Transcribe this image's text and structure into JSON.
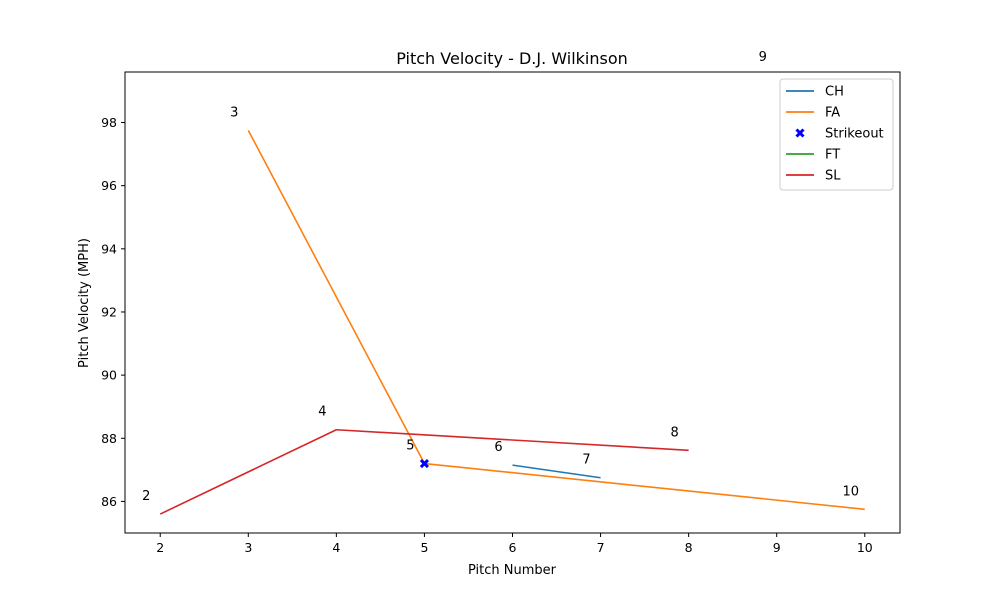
{
  "chart_data": {
    "type": "line",
    "title": "Pitch Velocity - D.J. Wilkinson",
    "xlabel": "Pitch Number",
    "ylabel": "Pitch Velocity (MPH)",
    "xlim": [
      1.6,
      10.4
    ],
    "ylim": [
      85.0,
      99.6
    ],
    "x_ticks": [
      2,
      3,
      4,
      5,
      6,
      7,
      8,
      9,
      10
    ],
    "y_ticks": [
      86,
      88,
      90,
      92,
      94,
      96,
      98
    ],
    "grid": false,
    "legend_position": "top-right",
    "series": [
      {
        "name": "CH",
        "color": "#1f77b4",
        "kind": "line",
        "x": [
          6,
          7
        ],
        "y": [
          87.15,
          86.75
        ]
      },
      {
        "name": "FA",
        "color": "#ff7f0e",
        "kind": "line",
        "x": [
          3,
          5,
          10
        ],
        "y": [
          97.75,
          87.2,
          85.75
        ]
      },
      {
        "name": "Strikeout",
        "color": "#0000ff",
        "kind": "marker",
        "marker": "x-filled",
        "x": [
          5
        ],
        "y": [
          87.2
        ]
      },
      {
        "name": "FT",
        "color": "#2ca02c",
        "kind": "line",
        "x": [
          9
        ],
        "y": [
          99.5
        ]
      },
      {
        "name": "SL",
        "color": "#d62728",
        "kind": "line",
        "x": [
          2,
          4,
          8
        ],
        "y": [
          85.6,
          88.27,
          87.62
        ]
      }
    ],
    "annotations": [
      {
        "text": "2",
        "x": 2,
        "y": 85.6
      },
      {
        "text": "3",
        "x": 3,
        "y": 97.75
      },
      {
        "text": "4",
        "x": 4,
        "y": 88.27
      },
      {
        "text": "5",
        "x": 5,
        "y": 87.2
      },
      {
        "text": "6",
        "x": 6,
        "y": 87.15
      },
      {
        "text": "7",
        "x": 7,
        "y": 86.75
      },
      {
        "text": "8",
        "x": 8,
        "y": 87.62
      },
      {
        "text": "9",
        "x": 9,
        "y": 99.5
      },
      {
        "text": "10",
        "x": 10,
        "y": 85.75
      }
    ]
  }
}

# # # # #

[Task to carry out]
Look through the data above. Each line containing the word "color" needs to be copied.

[Expected output]
        "color": "#1f77b4",
        "color": "#ff7f0e",
        "color": "#0000ff",
        "color": "#2ca02c",
        "color": "#d62728",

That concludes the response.